_Document segment_:
Nxfvars makes it easy to parameterize Jupyter notebooks, Rmarkdown notebooks, or plain
Python scripts from a Nextflow process. All variables accessible in
a process's script
section are made available directly in the notebook.
Download nxfvars.nf and add the script to your pipeline. Import the nxfvars function and call it from the script section of your process:
nextflow.enable.dsl = 2
include { nxfvars } from "./nxfvars.nf"
process foo {
script:
"""
${nxfvars(task)}
# run script or execute notebook here
"""
}
When the process is executed, nxfvars generates a .params.yml
file
in the work directory. It contains all variables that can be accessed in the script
section. The YAML-file can be consumed by the nxfvars Python library,
Papermill,
or any YAML parser (see below).
Full examples at examples/nxfvars_python_script and examples/nxfvars_python_notebook.
The nxfvars Python library is a thin wrapper around a YAML parser. It may be used from both Jupyter notebooks or plain Python scripts. You can install it using pip:
pip install nxfvars
In python, nextflow variables can be accessed through the nxfvars
object:
from nxfvars import nxfvars
print(nxfvars["foo"])
print(nxfvars["params"]["bar"])
print(nxfvars["task"]["cpus"])
It is common to execute notebooks interactively during development and run them later
with parameters. In that case you can use .get()
to obtain default values,
when a .params.yml
is not yet present
nxfvars.get("foo", "default value for development")
From nextflow, just invoke the python script, or use e.g. jupyter nbconvert
to
execute the notebook.
nxfvars execute
is a convenient wrapper around jupytext
and jupyter nbconvert to execute and
convert arbitrary jupytext notebook formats to a html report.
process nxfvars_python {
script:
"""
${nxfvars(task)}
# simply execute the script here
python my_script.py
# or execute the notebook
nxfvars execute notebook.ipynb report.html
"""
}
Full example at examples/papermill
Papermill is an established library for parameterizing jupyter notebooks. It can readily consume yaml files generated with nxfvars.
process papermill {
output:
file("report.html), emit: report
script:
"""
${nxfvars(task)}
papermill some_notebook.ipynb notebook_executed.ipynb -f .params.yml -k python3
# optional: convert to HTML report
jupyter nbconvert --to html --output report.html notebook_executed.ipynb
"""
}
Full example at examples/rmarkdown
For now, we use the following R snippet (render.R
) to parse the yaml file and
render the notebook with rmarkdown
. This could be facilitated in the future by
porting the nxfvars library to R.
# USAGE: render.R notebook.Rmd report.html
args = commandArgs(trailingOnly=TRUE)
nxfvars = list(nxfvars = yaml::read_yaml('.params.yml'))
rmarkdown::render(args[1], params = nxfvars, output_file=args[2])
process rmarkdown {
stageInMode "copy" // work around https://github.com/rstudio/rmarkdown/issues/1508
output:
file("report.html"), emit: report
script:
"""
${nxfvars(task)}
render.R 'notebook.Rmd' 'report.html'
"""
}
All variables in a nextflow process (except local variables declared with def
) can be
programmatically accessed through Nextflow's implicit variables this
and task
.
See also my blog post
about these variables.
The nxvfars(task)
function encodes all variables as YAML and injects them into the
bash script.

_Information given_:
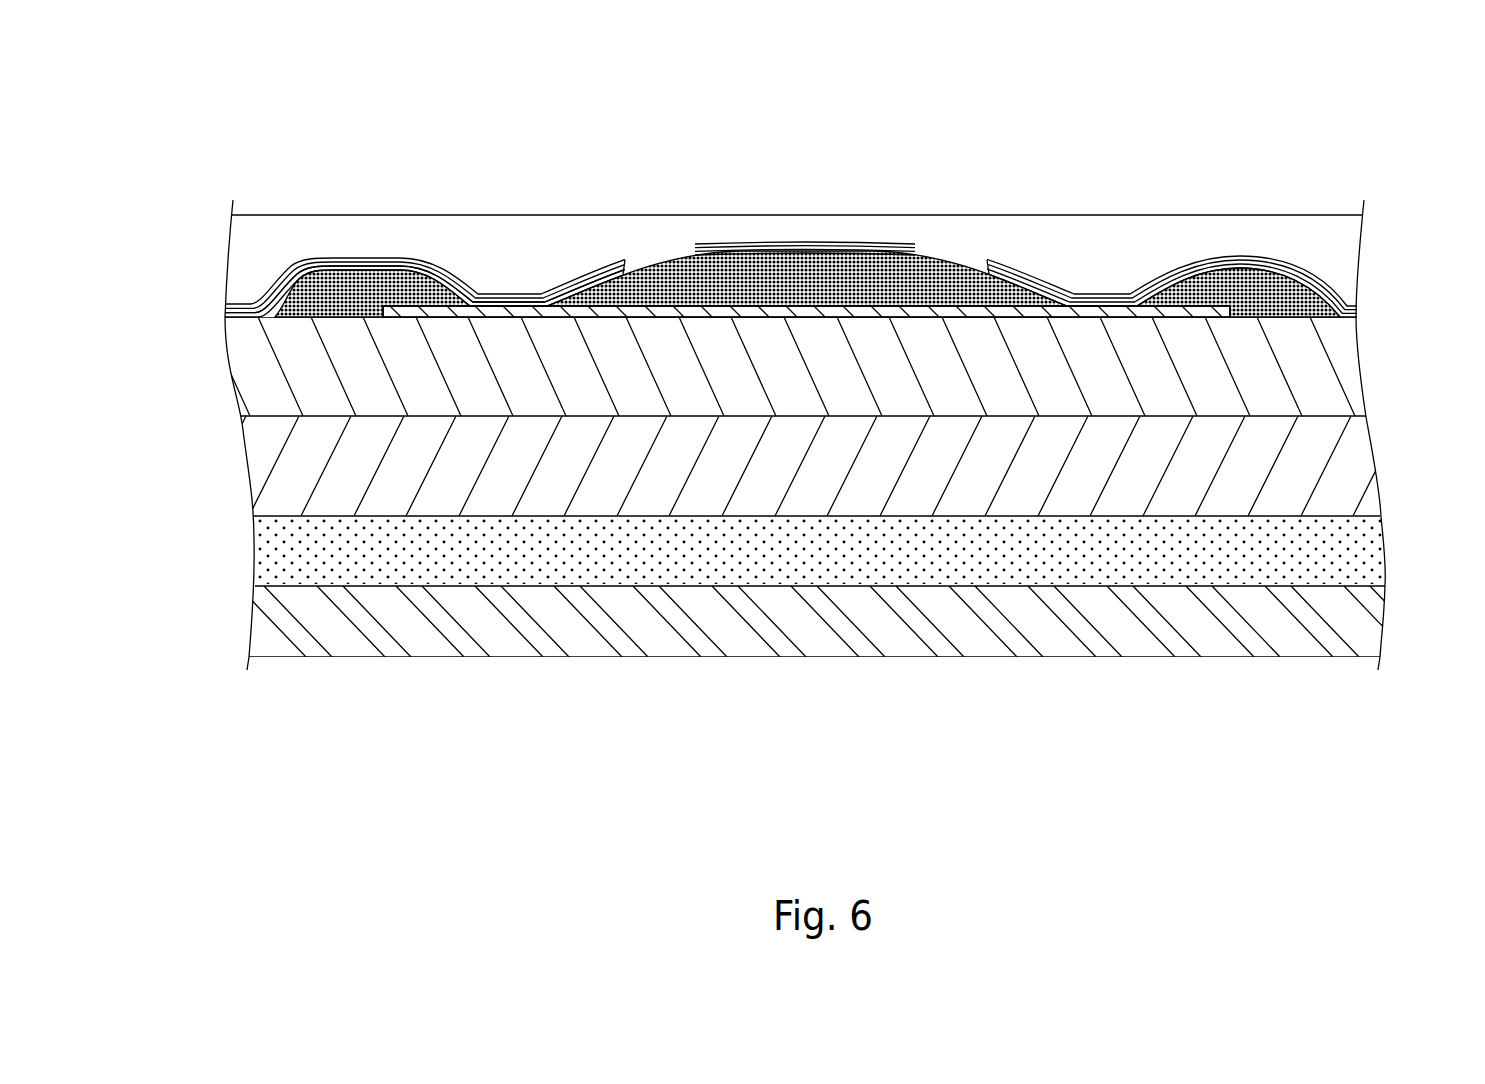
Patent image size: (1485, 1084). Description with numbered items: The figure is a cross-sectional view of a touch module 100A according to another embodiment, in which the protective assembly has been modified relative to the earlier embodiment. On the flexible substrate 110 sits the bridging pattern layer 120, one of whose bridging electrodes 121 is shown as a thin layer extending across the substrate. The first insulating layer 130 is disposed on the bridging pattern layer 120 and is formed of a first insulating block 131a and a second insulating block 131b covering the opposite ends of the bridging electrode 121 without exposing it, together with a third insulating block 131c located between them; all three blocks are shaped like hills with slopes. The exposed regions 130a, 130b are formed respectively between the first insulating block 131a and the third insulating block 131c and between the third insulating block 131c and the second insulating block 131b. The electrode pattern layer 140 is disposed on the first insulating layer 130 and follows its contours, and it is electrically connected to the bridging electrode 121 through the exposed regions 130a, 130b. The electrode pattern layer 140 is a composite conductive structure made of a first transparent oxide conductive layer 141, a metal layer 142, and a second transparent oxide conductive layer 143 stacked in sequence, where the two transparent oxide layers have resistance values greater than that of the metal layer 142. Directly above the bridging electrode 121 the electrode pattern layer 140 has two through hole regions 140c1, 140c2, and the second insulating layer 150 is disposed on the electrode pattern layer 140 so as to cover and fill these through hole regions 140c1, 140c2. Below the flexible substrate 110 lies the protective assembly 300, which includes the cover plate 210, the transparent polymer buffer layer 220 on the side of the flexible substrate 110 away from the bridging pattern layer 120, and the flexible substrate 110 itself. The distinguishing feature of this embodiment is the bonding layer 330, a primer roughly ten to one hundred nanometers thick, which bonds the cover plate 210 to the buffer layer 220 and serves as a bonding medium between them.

The touch module 100A is at (1465, 89).
The flexible substrate 110 is at (1354, 375).
The bridging pattern layer 120 is at (806, 311).
The bridging electrode 121 is at (900, 310).
The first insulating layer 130 is at (805, 591).
The first insulating block 131a is at (327, 308).
The second insulating block 131b is at (1283, 310).
The third insulating block 131c is at (780, 287).
The exposed region 130a is at (516, 279).
The exposed region 130b is at (1106, 275).
The electrode pattern layer 140 is at (791, 226).
The first transparent oxide conductive layer 141 is at (1218, 268).
The metal layer 142 is at (1266, 264).
The second transparent oxide conductive layer 143 is at (1182, 185).
The through hole region 140c1 is at (668, 232).
The through hole region 140c2 is at (957, 233).
The second insulating layer 150 is at (306, 236).
The cover plate 210 is at (1354, 630).
The buffer layer 220 is at (1354, 462).
The protective assembly 300 is at (784, 571).
The bonding layer 330 is at (1354, 560).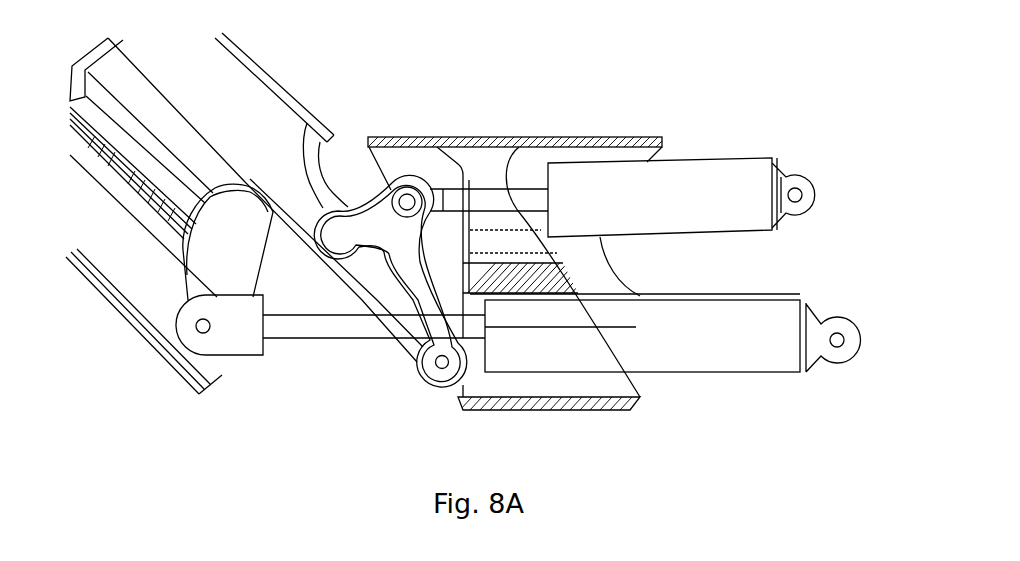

_Task to carry out_: Rewrite the part of the nxfvars documentation that opens with the words containing "The nxfvars Python library is" and closes with "can use .get()", putting "lightweight wrapper" in place of "thin wrapper". The entries come from a different source than the nxfvars documentation.

_Solution to this task_:
The nxfvars Python library is a lightweight wrapper around a YAML parser. It may be used from both Jupyter notebooks or plain Python scripts. You can install it using pip:
pip install nxfvars
In python, nextflow variables can be accessed through the nxfvars
object:
from nxfvars import nxfvars
print(nxfvars["foo"])
print(nxfvars["params"]["bar"])
print(nxfvars["task"]["cpus"])
It is common to execute notebooks interactively during development and run them later
with parameters. In that case you can use .get()